─── Records for the task
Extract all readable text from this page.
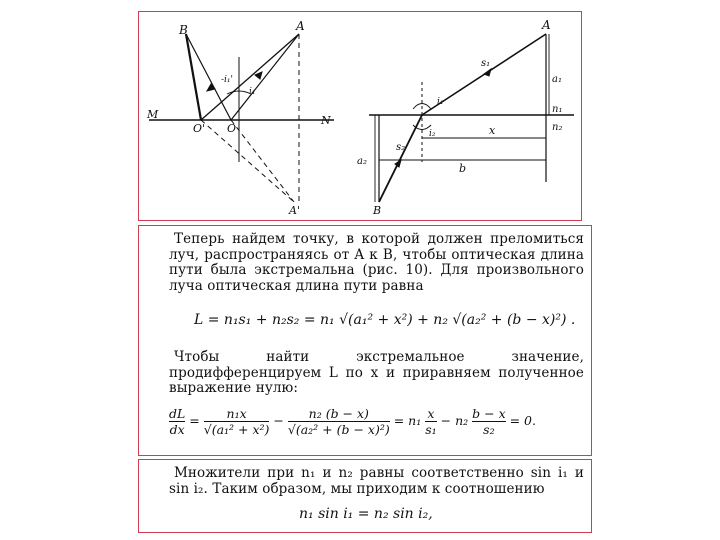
B	A
M
O' O
N
-i₁'
i₁
A'
A
s₁
a₁
i₁
n₁
n₂
i₂
s₂
x
a₂
b
B
Теперь найдем точку, в которой должен преломиться луч, распространяясь от A к B, чтобы оптическая длина пути была экстремальна (рис. 10). Для произвольного луча оптическая длина пути равна
L = n₁s₁ + n₂s₂ = n₁ √(a₁² + x²) + n₂ √(a₂² + (b − x)²) .
Чтобы найти экстремальное значение, продифференцируем L по x и приравняем полученное выражение нулю:
$\frac{dL}{dx} = \frac{\text{n₁x}}{\text{√(a₁² + x²)}} - \frac{\text{n₂ (b − x)}}{\text{√(a₂² + (b − x)²)}} = n_1 \frac{x}{\text{s₁}} - n_2 \frac{b - x}{\text{s₂}} = 0$.
Множители при n₁ и n₂ равны соответственно sin i₁ и sin i₂. Таким образом, мы приходим к соотношению
n₁ sin i₁ = n₂ sin i₂,
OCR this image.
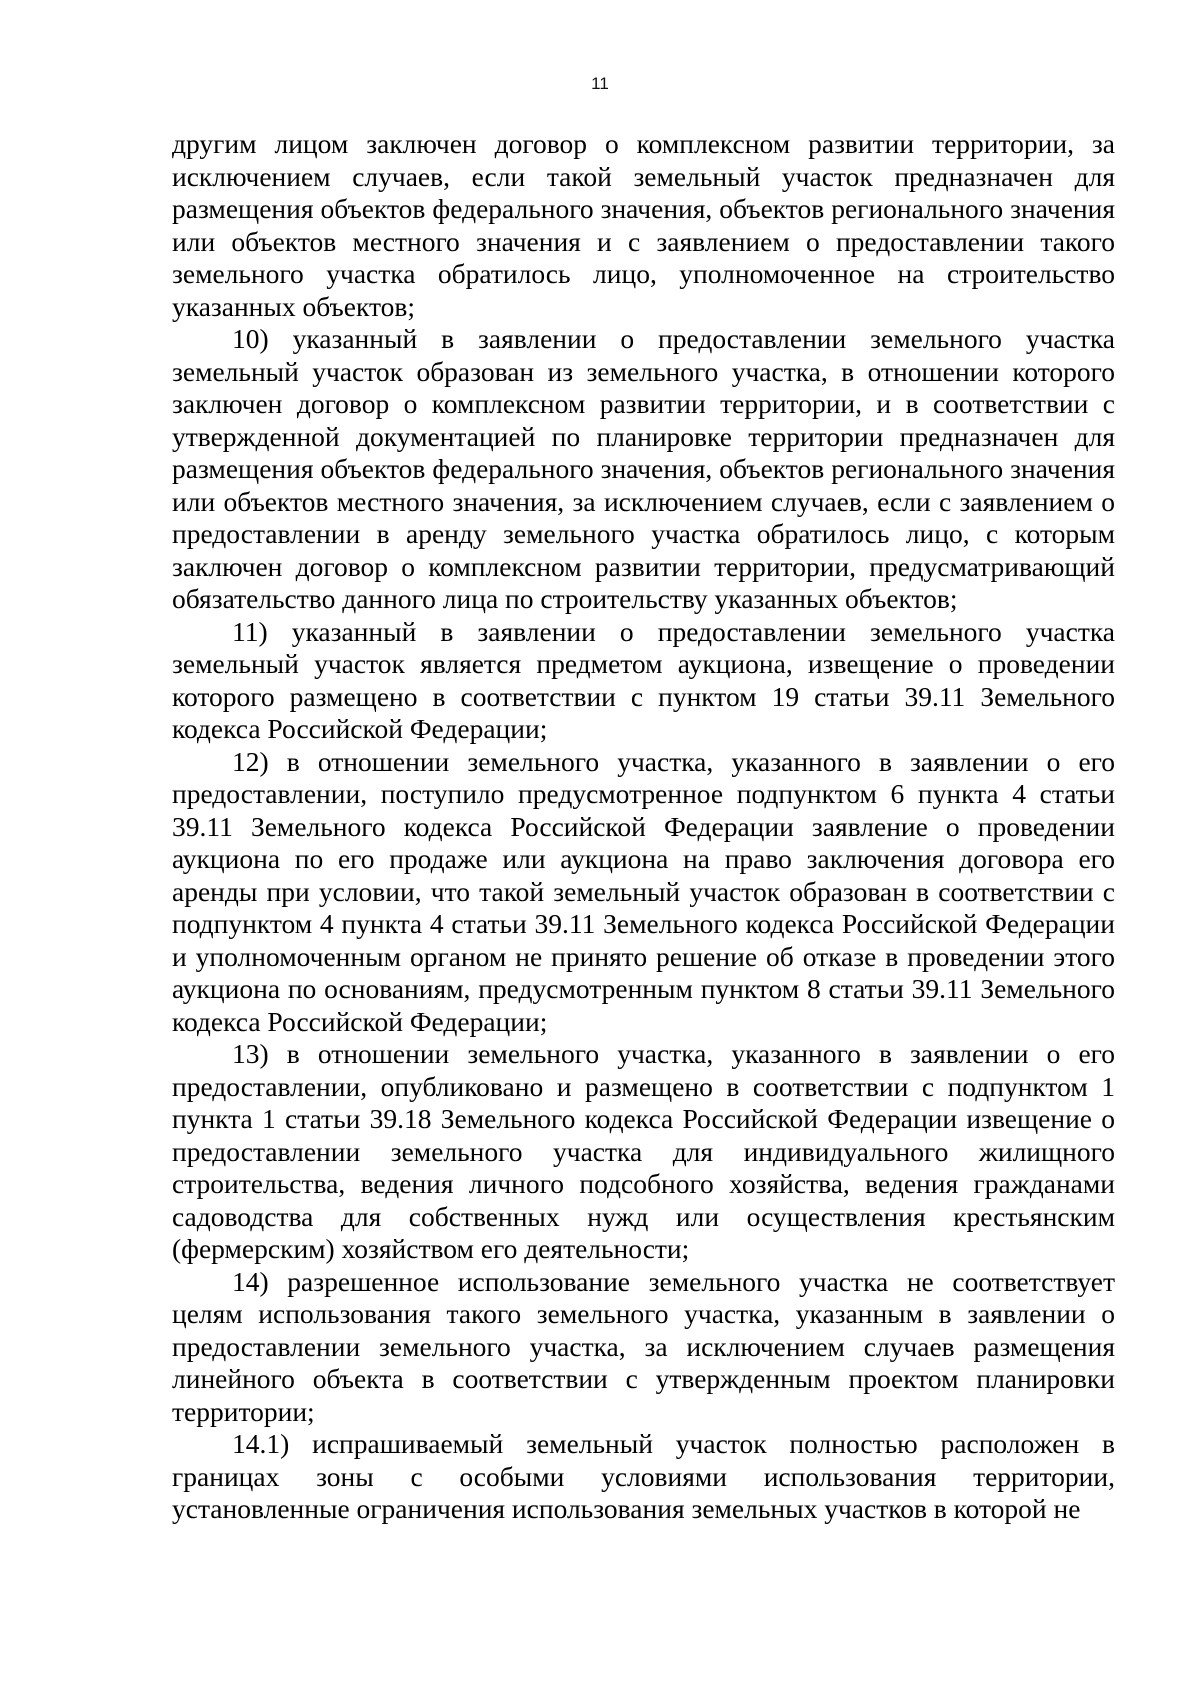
11

другим лицом заключен договор о комплексном развитии территории, за исключением случаев, если такой земельный участок предназначен для размещения объектов федерального значения, объектов регионального значения или объектов местного значения и с заявлением о предоставлении такого земельного участка обратилось лицо, уполномоченное на строительство указанных объектов;

10) указанный в заявлении о предоставлении земельного участка земельный участок образован из земельного участка, в отношении которого заключен договор о комплексном развитии территории, и в соответствии с утвержденной документацией по планировке территории предназначен для размещения объектов федерального значения, объектов регионального значения или объектов местного значения, за исключением случаев, если с заявлением о предоставлении в аренду земельного участка обратилось лицо, с которым заключен договор о комплексном развитии территории, предусматривающий обязательство данного лица по строительству указанных объектов;

11) указанный в заявлении о предоставлении земельного участка земельный участок является предметом аукциона, извещение о проведении которого размещено в соответствии с пунктом 19 статьи 39.11 Земельного кодекса Российской Федерации;

12) в отношении земельного участка, указанного в заявлении о его предоставлении, поступило предусмотренное подпунктом 6 пункта 4 статьи 39.11 Земельного кодекса Российской Федерации заявление о проведении аукциона по его продаже или аукциона на право заключения договора его аренды при условии, что такой земельный участок образован в соответствии с подпунктом 4 пункта 4 статьи 39.11 Земельного кодекса Российской Федерации и уполномоченным органом не принято решение об отказе в проведении этого аукциона по основаниям, предусмотренным пунктом 8 статьи 39.11 Земельного кодекса Российской Федерации;

13) в отношении земельного участка, указанного в заявлении о его предоставлении, опубликовано и размещено в соответствии с подпунктом 1 пункта 1 статьи 39.18 Земельного кодекса Российской Федерации извещение о предоставлении земельного участка для индивидуального жилищного строительства, ведения личного подсобного хозяйства, ведения гражданами садоводства для собственных нужд или осуществления крестьянским (фермерским) хозяйством его деятельности;

14) разрешенное использование земельного участка не соответствует целям использования такого земельного участка, указанным в заявлении о предоставлении земельного участка, за исключением случаев размещения линейного объекта в соответствии с утвержденным проектом планировки территории;

14.1) испрашиваемый земельный участок полностью расположен в границах зоны с особыми условиями использования территории, установленные ограничения использования земельных участков в которой не
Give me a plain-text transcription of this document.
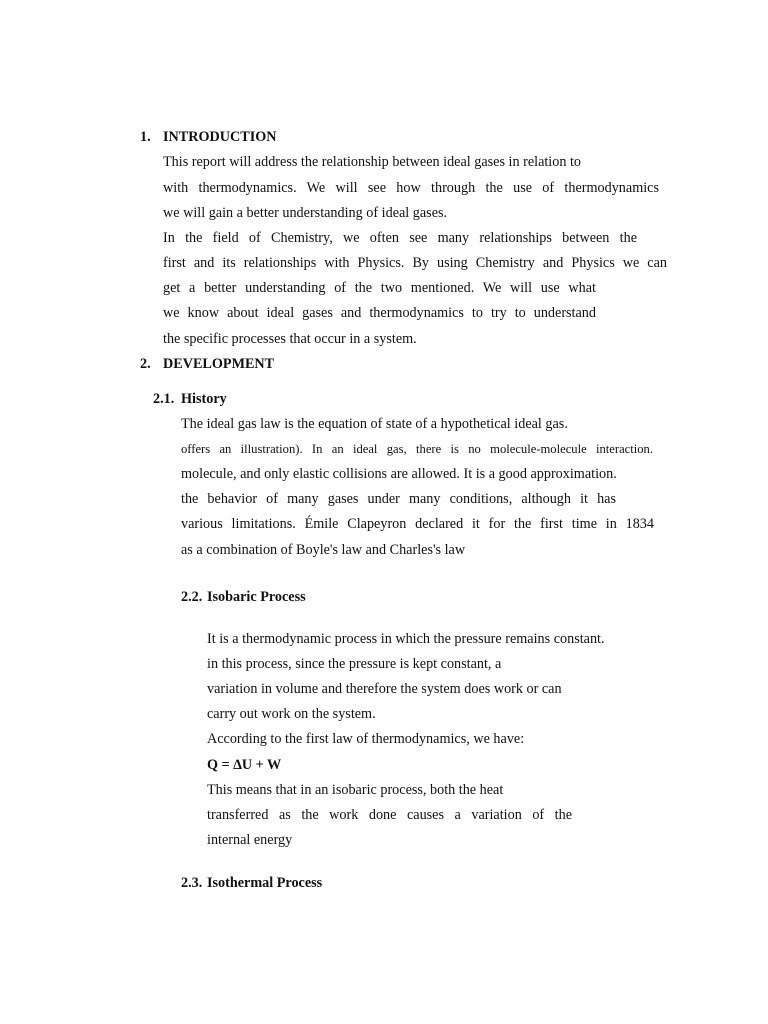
1. INTRODUCTION
This report will address the relationship between ideal gases in relation to
with thermodynamics. We will see how through the use of thermodynamics
we will gain a better understanding of ideal gases.
In the field of Chemistry, we often see many relationships between the
first and its relationships with Physics. By using Chemistry and Physics we can
get a better understanding of the two mentioned. We will use what
we know about ideal gases and thermodynamics to try to understand
the specific processes that occur in a system.
2. DEVELOPMENT
2.1. History
The ideal gas law is the equation of state of a hypothetical ideal gas.
offers an illustration). In an ideal gas, there is no molecule-molecule interaction.
molecule, and only elastic collisions are allowed. It is a good approximation.
the behavior of many gases under many conditions, although it has
various limitations. Émile Clapeyron declared it for the first time in 1834
as a combination of Boyle's law and Charles's law
2.2. Isobaric Process
It is a thermodynamic process in which the pressure remains constant.
in this process, since the pressure is kept constant, a
variation in volume and therefore the system does work or can
carry out work on the system.
According to the first law of thermodynamics, we have:
Q = ∆U + W
This means that in an isobaric process, both the heat
transferred as the work done causes a variation of the
internal energy
2.3. Isothermal Process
──────
Stated problem: Lines holding the word "with" in the entries above are the ones to pull out. Copy them all.

Completed exercise:
with thermodynamics. We will see how through the use of thermodynamics
first and its relationships with Physics. By using Chemistry and Physics we can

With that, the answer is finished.